• Data for this task:
----------
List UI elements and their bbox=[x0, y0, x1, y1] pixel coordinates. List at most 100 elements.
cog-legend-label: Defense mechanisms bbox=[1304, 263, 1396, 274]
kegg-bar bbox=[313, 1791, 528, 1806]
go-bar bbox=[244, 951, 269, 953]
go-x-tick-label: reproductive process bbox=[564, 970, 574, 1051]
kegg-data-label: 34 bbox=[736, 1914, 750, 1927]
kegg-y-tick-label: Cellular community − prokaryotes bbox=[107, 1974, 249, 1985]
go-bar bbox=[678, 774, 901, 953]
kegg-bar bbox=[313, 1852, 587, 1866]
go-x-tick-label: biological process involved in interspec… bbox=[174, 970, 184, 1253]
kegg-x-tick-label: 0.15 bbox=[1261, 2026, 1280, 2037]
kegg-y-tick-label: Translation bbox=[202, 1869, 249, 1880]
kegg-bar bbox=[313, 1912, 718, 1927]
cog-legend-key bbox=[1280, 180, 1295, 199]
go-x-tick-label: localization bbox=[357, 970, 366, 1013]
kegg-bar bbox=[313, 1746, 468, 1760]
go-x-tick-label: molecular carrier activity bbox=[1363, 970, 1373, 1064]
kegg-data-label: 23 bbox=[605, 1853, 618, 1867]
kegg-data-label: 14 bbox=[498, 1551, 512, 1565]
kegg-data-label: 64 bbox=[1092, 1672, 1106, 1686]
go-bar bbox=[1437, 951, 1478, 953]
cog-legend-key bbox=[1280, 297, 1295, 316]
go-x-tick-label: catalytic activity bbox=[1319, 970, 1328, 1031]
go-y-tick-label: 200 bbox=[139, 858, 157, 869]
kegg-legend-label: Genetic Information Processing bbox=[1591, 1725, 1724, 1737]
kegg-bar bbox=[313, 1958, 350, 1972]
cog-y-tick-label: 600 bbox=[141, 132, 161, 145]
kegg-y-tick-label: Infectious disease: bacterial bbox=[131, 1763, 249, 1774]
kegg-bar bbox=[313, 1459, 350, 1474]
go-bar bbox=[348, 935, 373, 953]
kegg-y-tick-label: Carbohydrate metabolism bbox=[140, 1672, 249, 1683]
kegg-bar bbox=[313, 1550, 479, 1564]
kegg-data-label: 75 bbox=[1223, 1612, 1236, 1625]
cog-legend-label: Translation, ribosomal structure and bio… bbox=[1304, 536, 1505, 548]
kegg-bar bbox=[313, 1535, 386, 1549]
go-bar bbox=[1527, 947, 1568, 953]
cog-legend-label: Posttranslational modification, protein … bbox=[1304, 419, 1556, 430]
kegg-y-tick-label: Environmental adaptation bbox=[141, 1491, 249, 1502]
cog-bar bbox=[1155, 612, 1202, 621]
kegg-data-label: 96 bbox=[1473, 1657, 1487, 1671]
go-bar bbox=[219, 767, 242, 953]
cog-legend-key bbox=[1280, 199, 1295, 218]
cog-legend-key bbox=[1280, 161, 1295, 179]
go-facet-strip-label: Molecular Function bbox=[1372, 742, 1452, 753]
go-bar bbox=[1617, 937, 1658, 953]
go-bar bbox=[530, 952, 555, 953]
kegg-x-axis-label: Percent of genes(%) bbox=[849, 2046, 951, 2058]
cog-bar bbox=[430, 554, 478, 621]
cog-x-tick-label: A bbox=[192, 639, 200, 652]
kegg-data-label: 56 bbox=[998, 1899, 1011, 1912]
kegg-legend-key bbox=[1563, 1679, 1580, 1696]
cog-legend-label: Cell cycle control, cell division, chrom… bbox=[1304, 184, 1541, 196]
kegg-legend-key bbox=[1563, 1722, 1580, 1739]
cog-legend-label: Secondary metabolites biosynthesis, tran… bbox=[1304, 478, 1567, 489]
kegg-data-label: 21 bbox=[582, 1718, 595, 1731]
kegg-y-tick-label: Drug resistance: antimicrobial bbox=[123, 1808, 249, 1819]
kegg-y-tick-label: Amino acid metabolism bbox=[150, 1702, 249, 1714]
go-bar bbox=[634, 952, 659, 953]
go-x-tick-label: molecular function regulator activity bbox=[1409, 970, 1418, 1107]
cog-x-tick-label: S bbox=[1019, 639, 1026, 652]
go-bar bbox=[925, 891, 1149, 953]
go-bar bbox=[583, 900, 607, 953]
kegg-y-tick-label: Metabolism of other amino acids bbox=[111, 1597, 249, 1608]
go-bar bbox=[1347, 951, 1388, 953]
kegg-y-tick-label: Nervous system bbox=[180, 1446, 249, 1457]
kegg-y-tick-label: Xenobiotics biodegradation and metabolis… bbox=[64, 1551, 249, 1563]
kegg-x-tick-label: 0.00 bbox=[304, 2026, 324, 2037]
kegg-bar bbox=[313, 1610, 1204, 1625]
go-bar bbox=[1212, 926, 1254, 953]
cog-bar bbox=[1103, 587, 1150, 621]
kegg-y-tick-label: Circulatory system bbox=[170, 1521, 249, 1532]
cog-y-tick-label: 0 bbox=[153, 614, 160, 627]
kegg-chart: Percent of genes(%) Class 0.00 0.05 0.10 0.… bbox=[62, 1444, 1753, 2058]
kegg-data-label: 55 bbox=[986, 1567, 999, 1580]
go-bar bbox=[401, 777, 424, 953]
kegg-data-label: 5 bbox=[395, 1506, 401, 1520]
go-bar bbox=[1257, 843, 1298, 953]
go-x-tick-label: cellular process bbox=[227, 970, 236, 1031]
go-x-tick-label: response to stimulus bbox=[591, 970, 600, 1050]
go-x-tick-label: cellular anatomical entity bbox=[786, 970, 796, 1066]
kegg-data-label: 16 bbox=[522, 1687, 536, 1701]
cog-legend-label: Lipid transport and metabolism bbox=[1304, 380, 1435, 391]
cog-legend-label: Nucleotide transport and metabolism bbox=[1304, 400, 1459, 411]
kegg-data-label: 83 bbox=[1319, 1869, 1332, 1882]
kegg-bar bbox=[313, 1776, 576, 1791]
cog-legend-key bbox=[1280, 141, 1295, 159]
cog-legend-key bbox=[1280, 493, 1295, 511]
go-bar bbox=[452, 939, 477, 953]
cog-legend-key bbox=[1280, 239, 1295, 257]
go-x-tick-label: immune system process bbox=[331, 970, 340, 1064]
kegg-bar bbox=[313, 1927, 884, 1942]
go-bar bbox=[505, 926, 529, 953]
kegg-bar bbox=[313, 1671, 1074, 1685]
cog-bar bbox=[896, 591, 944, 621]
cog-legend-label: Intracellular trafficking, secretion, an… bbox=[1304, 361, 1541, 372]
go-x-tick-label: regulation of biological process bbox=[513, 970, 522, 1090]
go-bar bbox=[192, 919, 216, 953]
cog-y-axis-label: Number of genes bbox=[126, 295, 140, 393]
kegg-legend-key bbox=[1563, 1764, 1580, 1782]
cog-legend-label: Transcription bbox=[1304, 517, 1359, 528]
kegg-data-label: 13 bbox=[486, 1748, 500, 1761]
----------
• Goal of the exercise: Make a word-for-word copy of the records.

• Solved exercise:
List UI elements and their bbox=[x0, y0, x1, y1] pixel coordinates. List at most 100 elements.
cog-legend-label: Defense mechanisms bbox=[1304, 263, 1396, 274]
kegg-bar bbox=[313, 1791, 528, 1806]
go-bar bbox=[244, 951, 269, 953]
go-x-tick-label: reproductive process bbox=[564, 970, 574, 1051]
kegg-data-label: 34 bbox=[736, 1914, 750, 1927]
kegg-y-tick-label: Cellular community − prokaryotes bbox=[107, 1974, 249, 1985]
go-bar bbox=[678, 774, 901, 953]
kegg-bar bbox=[313, 1852, 587, 1866]
go-x-tick-label: biological process involved in interspec… bbox=[174, 970, 184, 1253]
kegg-x-tick-label: 0.15 bbox=[1261, 2026, 1280, 2037]
kegg-y-tick-label: Translation bbox=[202, 1869, 249, 1880]
kegg-bar bbox=[313, 1912, 718, 1927]
cog-legend-key bbox=[1280, 180, 1295, 199]
go-x-tick-label: localization bbox=[357, 970, 366, 1013]
kegg-bar bbox=[313, 1746, 468, 1760]
go-x-tick-label: molecular carrier activity bbox=[1363, 970, 1373, 1064]
kegg-data-label: 23 bbox=[605, 1853, 618, 1867]
kegg-data-label: 14 bbox=[498, 1551, 512, 1565]
kegg-data-label: 64 bbox=[1092, 1672, 1106, 1686]
go-bar bbox=[1437, 951, 1478, 953]
cog-legend-key bbox=[1280, 297, 1295, 316]
go-x-tick-label: catalytic activity bbox=[1319, 970, 1328, 1031]
go-y-tick-label: 200 bbox=[139, 858, 157, 869]
kegg-legend-label: Genetic Information Processing bbox=[1591, 1725, 1724, 1737]
kegg-bar bbox=[313, 1958, 350, 1972]
cog-y-tick-label: 600 bbox=[141, 132, 161, 145]
kegg-y-tick-label: Infectious disease: bacterial bbox=[131, 1763, 249, 1774]
kegg-bar bbox=[313, 1459, 350, 1474]
go-bar bbox=[348, 935, 373, 953]
kegg-y-tick-label: Carbohydrate metabolism bbox=[140, 1672, 249, 1683]
kegg-bar bbox=[313, 1550, 479, 1564]
kegg-data-label: 75 bbox=[1223, 1612, 1236, 1625]
cog-legend-label: Translation, ribosomal structure and bio… bbox=[1304, 536, 1505, 548]
kegg-bar bbox=[313, 1535, 386, 1549]
go-bar bbox=[1527, 947, 1568, 953]
cog-legend-label: Posttranslational modification, protein … bbox=[1304, 419, 1556, 430]
kegg-y-tick-label: Environmental adaptation bbox=[141, 1491, 249, 1502]
cog-bar bbox=[1155, 612, 1202, 621]
kegg-data-label: 96 bbox=[1473, 1657, 1487, 1671]
go-bar bbox=[219, 767, 242, 953]
cog-legend-key bbox=[1280, 199, 1295, 218]
cog-legend-key bbox=[1280, 161, 1295, 179]
go-facet-strip-label: Molecular Function bbox=[1372, 742, 1452, 753]
go-bar bbox=[1617, 937, 1658, 953]
go-bar bbox=[530, 952, 555, 953]
kegg-x-axis-label: Percent of genes(%) bbox=[849, 2046, 951, 2058]
cog-bar bbox=[430, 554, 478, 621]
cog-x-tick-label: A bbox=[192, 639, 200, 652]
kegg-data-label: 56 bbox=[998, 1899, 1011, 1912]
kegg-legend-key bbox=[1563, 1679, 1580, 1696]
cog-legend-label: Cell cycle control, cell division, chrom… bbox=[1304, 184, 1541, 196]
kegg-legend-key bbox=[1563, 1722, 1580, 1739]
cog-legend-label: Secondary metabolites biosynthesis, tran… bbox=[1304, 478, 1567, 489]
kegg-data-label: 21 bbox=[582, 1718, 595, 1731]
kegg-y-tick-label: Drug resistance: antimicrobial bbox=[123, 1808, 249, 1819]
kegg-y-tick-label: Amino acid metabolism bbox=[150, 1702, 249, 1714]
go-bar bbox=[634, 952, 659, 953]
go-x-tick-label: molecular function regulator activity bbox=[1409, 970, 1418, 1107]
cog-x-tick-label: S bbox=[1019, 639, 1026, 652]
go-bar bbox=[925, 891, 1149, 953]
go-bar bbox=[583, 900, 607, 953]
kegg-y-tick-label: Metabolism of other amino acids bbox=[111, 1597, 249, 1608]
go-bar bbox=[1347, 951, 1388, 953]
kegg-y-tick-label: Nervous system bbox=[180, 1446, 249, 1457]
kegg-y-tick-label: Xenobiotics biodegradation and metabolis… bbox=[64, 1551, 249, 1563]
kegg-x-tick-label: 0.00 bbox=[304, 2026, 324, 2037]
kegg-bar bbox=[313, 1610, 1204, 1625]
go-bar bbox=[1212, 926, 1254, 953]
cog-bar bbox=[1103, 587, 1150, 621]
kegg-y-tick-label: Circulatory system bbox=[170, 1521, 249, 1532]
cog-y-tick-label: 0 bbox=[153, 614, 160, 627]
kegg-chart: Percent of genes(%) Class 0.00 0.05 0.10 0.… bbox=[62, 1444, 1753, 2058]
kegg-data-label: 55 bbox=[986, 1567, 999, 1580]
go-bar bbox=[401, 777, 424, 953]
kegg-data-label: 5 bbox=[395, 1506, 401, 1520]
go-bar bbox=[1257, 843, 1298, 953]
go-x-tick-label: cellular process bbox=[227, 970, 236, 1031]
go-x-tick-label: response to stimulus bbox=[591, 970, 600, 1050]
go-x-tick-label: cellular anatomical entity bbox=[786, 970, 796, 1066]
kegg-data-label: 16 bbox=[522, 1687, 536, 1701]
cog-legend-label: Lipid transport and metabolism bbox=[1304, 380, 1435, 391]
cog-legend-label: Nucleotide transport and metabolism bbox=[1304, 400, 1459, 411]
kegg-data-label: 83 bbox=[1319, 1869, 1332, 1882]
kegg-bar bbox=[313, 1776, 576, 1791]
cog-legend-key bbox=[1280, 141, 1295, 159]
cog-legend-key bbox=[1280, 493, 1295, 511]
go-bar bbox=[452, 939, 477, 953]
cog-legend-key bbox=[1280, 239, 1295, 257]
go-x-tick-label: immune system process bbox=[331, 970, 340, 1064]
kegg-bar bbox=[313, 1927, 884, 1942]
go-bar bbox=[505, 926, 529, 953]
kegg-bar bbox=[313, 1671, 1074, 1685]
cog-bar bbox=[896, 591, 944, 621]
cog-legend-label: Intracellular trafficking, secretion, an… bbox=[1304, 361, 1541, 372]
go-x-tick-label: regulation of biological process bbox=[513, 970, 522, 1090]
go-bar bbox=[192, 919, 216, 953]
cog-y-axis-label: Number of genes bbox=[126, 295, 140, 393]
kegg-legend-key bbox=[1563, 1764, 1580, 1782]
cog-legend-label: Transcription bbox=[1304, 517, 1359, 528]
kegg-data-label: 13 bbox=[486, 1748, 500, 1761]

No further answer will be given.